§ Requirements
In the material below, list every line carrying the string "денежная".

[Dataset entries]

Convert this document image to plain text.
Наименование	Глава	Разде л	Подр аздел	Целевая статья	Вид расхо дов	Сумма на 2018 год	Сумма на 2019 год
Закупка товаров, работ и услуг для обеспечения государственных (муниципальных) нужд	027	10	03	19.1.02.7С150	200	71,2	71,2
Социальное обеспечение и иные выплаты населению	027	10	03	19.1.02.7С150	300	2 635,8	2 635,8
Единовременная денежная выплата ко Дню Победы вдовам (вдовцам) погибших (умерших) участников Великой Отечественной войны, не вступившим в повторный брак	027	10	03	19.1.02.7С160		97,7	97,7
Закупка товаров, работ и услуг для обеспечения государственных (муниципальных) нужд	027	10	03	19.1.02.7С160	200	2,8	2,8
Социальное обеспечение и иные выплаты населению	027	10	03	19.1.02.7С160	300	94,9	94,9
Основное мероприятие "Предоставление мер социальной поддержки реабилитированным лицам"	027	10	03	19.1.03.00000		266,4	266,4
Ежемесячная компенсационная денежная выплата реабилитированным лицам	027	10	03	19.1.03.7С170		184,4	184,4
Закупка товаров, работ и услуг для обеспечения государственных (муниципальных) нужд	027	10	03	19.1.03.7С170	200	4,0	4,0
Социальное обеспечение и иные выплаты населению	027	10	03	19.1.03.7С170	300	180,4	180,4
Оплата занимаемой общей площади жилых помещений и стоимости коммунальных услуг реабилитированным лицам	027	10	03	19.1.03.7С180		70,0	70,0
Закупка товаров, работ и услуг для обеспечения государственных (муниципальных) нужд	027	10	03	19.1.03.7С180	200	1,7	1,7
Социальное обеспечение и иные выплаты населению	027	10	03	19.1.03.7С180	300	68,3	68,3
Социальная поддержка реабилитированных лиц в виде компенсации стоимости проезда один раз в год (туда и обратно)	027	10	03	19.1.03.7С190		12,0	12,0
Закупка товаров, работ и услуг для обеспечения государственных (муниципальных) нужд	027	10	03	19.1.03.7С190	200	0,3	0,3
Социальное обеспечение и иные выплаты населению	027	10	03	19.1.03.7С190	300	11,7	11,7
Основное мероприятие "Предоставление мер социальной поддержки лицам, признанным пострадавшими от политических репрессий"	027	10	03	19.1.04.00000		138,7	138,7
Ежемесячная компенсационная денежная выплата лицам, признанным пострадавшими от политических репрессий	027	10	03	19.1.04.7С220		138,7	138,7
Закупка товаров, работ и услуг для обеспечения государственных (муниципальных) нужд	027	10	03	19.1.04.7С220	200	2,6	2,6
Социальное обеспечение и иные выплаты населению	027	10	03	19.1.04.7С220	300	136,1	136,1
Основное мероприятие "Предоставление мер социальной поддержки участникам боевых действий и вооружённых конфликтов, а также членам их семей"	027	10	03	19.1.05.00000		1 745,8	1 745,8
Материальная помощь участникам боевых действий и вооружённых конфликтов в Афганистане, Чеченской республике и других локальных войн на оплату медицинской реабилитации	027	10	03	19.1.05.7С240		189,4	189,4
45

§ Solution below
Единовременная денежная выплата ко Дню Победы вдовам (вдовцам) погибших (умерших) участников Великой Отечественной войны, не вступившим в повторный брак	027	10	03	19.1.02.7С160		97,7	97,7
Ежемесячная компенсационная денежная выплата реабилитированным лицам	027	10	03	19.1.03.7С170		184,4	184,4
Ежемесячная компенсационная денежная выплата лицам, признанным пострадавшими от политических репрессий	027	10	03	19.1.04.7С220		138,7	138,7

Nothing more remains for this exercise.